> **What this task involves**: Identify each line holding the string "Заболевания" and copy it.

## START Supplied records

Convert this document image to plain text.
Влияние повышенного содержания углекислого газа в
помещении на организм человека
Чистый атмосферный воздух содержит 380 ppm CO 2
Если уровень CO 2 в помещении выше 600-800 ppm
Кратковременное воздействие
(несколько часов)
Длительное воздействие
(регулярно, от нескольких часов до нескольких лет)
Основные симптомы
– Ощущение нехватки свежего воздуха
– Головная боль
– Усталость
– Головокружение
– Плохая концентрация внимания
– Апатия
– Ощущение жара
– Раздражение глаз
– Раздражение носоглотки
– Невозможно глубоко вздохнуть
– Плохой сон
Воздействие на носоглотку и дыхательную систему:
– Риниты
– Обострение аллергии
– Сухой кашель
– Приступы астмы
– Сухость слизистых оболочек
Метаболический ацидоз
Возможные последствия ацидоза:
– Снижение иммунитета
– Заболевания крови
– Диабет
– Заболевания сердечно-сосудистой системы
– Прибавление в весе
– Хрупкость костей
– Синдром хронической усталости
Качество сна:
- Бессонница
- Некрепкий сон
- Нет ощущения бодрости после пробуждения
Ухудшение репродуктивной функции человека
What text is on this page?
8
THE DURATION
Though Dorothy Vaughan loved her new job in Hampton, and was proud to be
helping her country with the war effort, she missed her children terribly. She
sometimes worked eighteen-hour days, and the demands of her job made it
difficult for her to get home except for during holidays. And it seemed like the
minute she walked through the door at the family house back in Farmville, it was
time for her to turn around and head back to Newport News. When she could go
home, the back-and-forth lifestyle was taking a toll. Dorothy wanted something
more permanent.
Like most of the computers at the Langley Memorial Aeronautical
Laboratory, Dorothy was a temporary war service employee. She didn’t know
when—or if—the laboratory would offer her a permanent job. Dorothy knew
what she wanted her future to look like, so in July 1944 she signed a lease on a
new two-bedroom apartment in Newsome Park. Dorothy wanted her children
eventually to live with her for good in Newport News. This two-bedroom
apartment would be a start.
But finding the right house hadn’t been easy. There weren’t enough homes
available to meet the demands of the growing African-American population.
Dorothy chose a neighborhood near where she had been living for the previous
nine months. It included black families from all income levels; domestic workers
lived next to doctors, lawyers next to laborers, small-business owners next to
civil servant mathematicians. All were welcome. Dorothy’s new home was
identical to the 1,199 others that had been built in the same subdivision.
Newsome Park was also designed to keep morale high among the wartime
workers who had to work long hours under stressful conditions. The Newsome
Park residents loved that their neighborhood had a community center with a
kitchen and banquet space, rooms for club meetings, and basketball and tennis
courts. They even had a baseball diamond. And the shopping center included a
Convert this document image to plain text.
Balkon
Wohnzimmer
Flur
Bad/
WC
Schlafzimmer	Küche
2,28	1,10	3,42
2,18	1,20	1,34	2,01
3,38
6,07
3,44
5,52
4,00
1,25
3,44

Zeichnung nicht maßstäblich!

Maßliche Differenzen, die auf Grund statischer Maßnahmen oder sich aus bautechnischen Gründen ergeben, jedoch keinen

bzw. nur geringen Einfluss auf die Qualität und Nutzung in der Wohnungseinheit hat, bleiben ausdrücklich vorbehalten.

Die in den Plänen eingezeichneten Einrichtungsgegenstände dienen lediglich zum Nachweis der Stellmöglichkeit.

## END Supplied records

> **Answer to this task**:
– Заболевания крови
– Заболевания сердечно-сосудистой системы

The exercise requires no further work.